Records for the task
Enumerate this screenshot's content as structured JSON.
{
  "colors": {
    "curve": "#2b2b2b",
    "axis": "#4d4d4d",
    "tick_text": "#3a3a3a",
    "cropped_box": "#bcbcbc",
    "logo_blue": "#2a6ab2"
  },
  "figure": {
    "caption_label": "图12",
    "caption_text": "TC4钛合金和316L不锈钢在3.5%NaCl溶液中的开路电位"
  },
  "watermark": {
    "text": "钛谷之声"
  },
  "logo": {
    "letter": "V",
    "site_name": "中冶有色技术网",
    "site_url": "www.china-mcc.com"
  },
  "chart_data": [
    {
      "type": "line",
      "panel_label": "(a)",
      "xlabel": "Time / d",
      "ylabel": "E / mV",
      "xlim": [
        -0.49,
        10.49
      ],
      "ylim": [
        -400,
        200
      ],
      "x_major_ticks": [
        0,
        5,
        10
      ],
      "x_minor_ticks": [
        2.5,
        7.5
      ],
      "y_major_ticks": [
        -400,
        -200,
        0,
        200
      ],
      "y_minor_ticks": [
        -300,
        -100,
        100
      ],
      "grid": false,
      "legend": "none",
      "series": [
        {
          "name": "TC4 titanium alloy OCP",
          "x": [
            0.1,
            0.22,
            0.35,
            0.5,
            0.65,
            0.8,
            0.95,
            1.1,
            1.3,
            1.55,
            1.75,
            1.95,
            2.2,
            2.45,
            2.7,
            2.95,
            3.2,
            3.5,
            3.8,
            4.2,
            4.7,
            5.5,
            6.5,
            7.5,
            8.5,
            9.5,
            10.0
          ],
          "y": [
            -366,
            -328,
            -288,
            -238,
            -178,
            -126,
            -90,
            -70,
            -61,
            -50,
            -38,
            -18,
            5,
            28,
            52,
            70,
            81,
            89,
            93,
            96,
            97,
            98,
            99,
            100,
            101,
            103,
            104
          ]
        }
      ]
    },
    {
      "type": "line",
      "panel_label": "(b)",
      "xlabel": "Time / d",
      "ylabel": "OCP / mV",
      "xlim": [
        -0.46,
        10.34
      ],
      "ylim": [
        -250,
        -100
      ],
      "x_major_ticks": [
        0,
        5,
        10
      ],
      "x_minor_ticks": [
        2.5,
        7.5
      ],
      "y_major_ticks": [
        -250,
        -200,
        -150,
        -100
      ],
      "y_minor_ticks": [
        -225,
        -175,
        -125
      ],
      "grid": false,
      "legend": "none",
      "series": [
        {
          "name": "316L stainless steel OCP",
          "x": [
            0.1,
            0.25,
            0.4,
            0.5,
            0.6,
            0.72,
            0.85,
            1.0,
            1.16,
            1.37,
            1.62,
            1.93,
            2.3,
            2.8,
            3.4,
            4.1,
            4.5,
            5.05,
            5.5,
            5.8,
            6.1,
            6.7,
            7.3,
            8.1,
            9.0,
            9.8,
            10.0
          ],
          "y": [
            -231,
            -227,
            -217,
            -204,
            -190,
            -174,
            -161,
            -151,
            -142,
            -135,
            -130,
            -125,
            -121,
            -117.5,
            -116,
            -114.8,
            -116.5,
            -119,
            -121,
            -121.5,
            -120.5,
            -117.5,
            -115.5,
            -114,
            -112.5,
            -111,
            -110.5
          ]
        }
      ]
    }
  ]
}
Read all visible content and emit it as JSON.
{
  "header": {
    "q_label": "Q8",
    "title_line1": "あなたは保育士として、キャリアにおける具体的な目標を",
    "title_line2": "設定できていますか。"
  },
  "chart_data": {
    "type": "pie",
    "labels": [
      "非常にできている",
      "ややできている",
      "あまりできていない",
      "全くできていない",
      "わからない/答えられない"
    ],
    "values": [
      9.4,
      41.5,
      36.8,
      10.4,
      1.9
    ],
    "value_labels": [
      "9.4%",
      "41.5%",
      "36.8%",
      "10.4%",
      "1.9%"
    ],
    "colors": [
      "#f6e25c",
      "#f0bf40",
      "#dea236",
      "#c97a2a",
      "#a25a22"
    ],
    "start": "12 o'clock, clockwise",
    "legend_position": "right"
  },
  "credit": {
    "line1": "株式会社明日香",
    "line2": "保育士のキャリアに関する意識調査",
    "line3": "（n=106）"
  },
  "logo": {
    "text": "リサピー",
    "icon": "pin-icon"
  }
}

What you will do
Reproduce each entry exactly, leaving out nothing.

The reply
Enumerate this screenshot's content as structured JSON.
{
  "colors": {
    "curve": "#2b2b2b",
    "axis": "#4d4d4d",
    "tick_text": "#3a3a3a",
    "cropped_box": "#bcbcbc",
    "logo_blue": "#2a6ab2"
  },
  "figure": {
    "caption_label": "图12",
    "caption_text": "TC4钛合金和316L不锈钢在3.5%NaCl溶液中的开路电位"
  },
  "watermark": {
    "text": "钛谷之声"
  },
  "logo": {
    "letter": "V",
    "site_name": "中冶有色技术网",
    "site_url": "www.china-mcc.com"
  },
  "chart_data": [
    {
      "type": "line",
      "panel_label": "(a)",
      "xlabel": "Time / d",
      "ylabel": "E / mV",
      "xlim": [
        -0.49,
        10.49
      ],
      "ylim": [
        -400,
        200
      ],
      "x_major_ticks": [
        0,
        5,
        10
      ],
      "x_minor_ticks": [
        2.5,
        7.5
      ],
      "y_major_ticks": [
        -400,
        -200,
        0,
        200
      ],
      "y_minor_ticks": [
        -300,
        -100,
        100
      ],
      "grid": false,
      "legend": "none",
      "series": [
        {
          "name": "TC4 titanium alloy OCP",
          "x": [
            0.1,
            0.22,
            0.35,
            0.5,
            0.65,
            0.8,
            0.95,
            1.1,
            1.3,
            1.55,
            1.75,
            1.95,
            2.2,
            2.45,
            2.7,
            2.95,
            3.2,
            3.5,
            3.8,
            4.2,
            4.7,
            5.5,
            6.5,
            7.5,
            8.5,
            9.5,
            10.0
          ],
          "y": [
            -366,
            -328,
            -288,
            -238,
            -178,
            -126,
            -90,
            -70,
            -61,
            -50,
            -38,
            -18,
            5,
            28,
            52,
            70,
            81,
            89,
            93,
            96,
            97,
            98,
            99,
            100,
            101,
            103,
            104
          ]
        }
      ]
    },
    {
      "type": "line",
      "panel_label": "(b)",
      "xlabel": "Time / d",
      "ylabel": "OCP / mV",
      "xlim": [
        -0.46,
        10.34
      ],
      "ylim": [
        -250,
        -100
      ],
      "x_major_ticks": [
        0,
        5,
        10
      ],
      "x_minor_ticks": [
        2.5,
        7.5
      ],
      "y_major_ticks": [
        -250,
        -200,
        -150,
        -100
      ],
      "y_minor_ticks": [
        -225,
        -175,
        -125
      ],
      "grid": false,
      "legend": "none",
      "series": [
        {
          "name": "316L stainless steel OCP",
          "x": [
            0.1,
            0.25,
            0.4,
            0.5,
            0.6,
            0.72,
            0.85,
            1.0,
            1.16,
            1.37,
            1.62,
            1.93,
            2.3,
            2.8,
            3.4,
            4.1,
            4.5,
            5.05,
            5.5,
            5.8,
            6.1,
            6.7,
            7.3,
            8.1,
            9.0,
            9.8,
            10.0
          ],
          "y": [
            -231,
            -227,
            -217,
            -204,
            -190,
            -174,
            -161,
            -151,
            -142,
            -135,
            -130,
            -125,
            -121,
            -117.5,
            -116,
            -114.8,
            -116.5,
            -119,
            -121,
            -121.5,
            -120.5,
            -117.5,
            -115.5,
            -114,
            -112.5,
            -111,
            -110.5
          ]
        }
      ]
    }
  ]
}
Read all visible content and emit it as JSON.
{
  "header": {
    "q_label": "Q8",
    "title_line1": "あなたは保育士として、キャリアにおける具体的な目標を",
    "title_line2": "設定できていますか。"
  },
  "chart_data": {
    "type": "pie",
    "labels": [
      "非常にできている",
      "ややできている",
      "あまりできていない",
      "全くできていない",
      "わからない/答えられない"
    ],
    "values": [
      9.4,
      41.5,
      36.8,
      10.4,
      1.9
    ],
    "value_labels": [
      "9.4%",
      "41.5%",
      "36.8%",
      "10.4%",
      "1.9%"
    ],
    "colors": [
      "#f6e25c",
      "#f0bf40",
      "#dea236",
      "#c97a2a",
      "#a25a22"
    ],
    "start": "12 o'clock, clockwise",
    "legend_position": "right"
  },
  "credit": {
    "line1": "株式会社明日香",
    "line2": "保育士のキャリアに関する意識調査",
    "line3": "（n=106）"
  },
  "logo": {
    "text": "リサピー",
    "icon": "pin-icon"
  }
}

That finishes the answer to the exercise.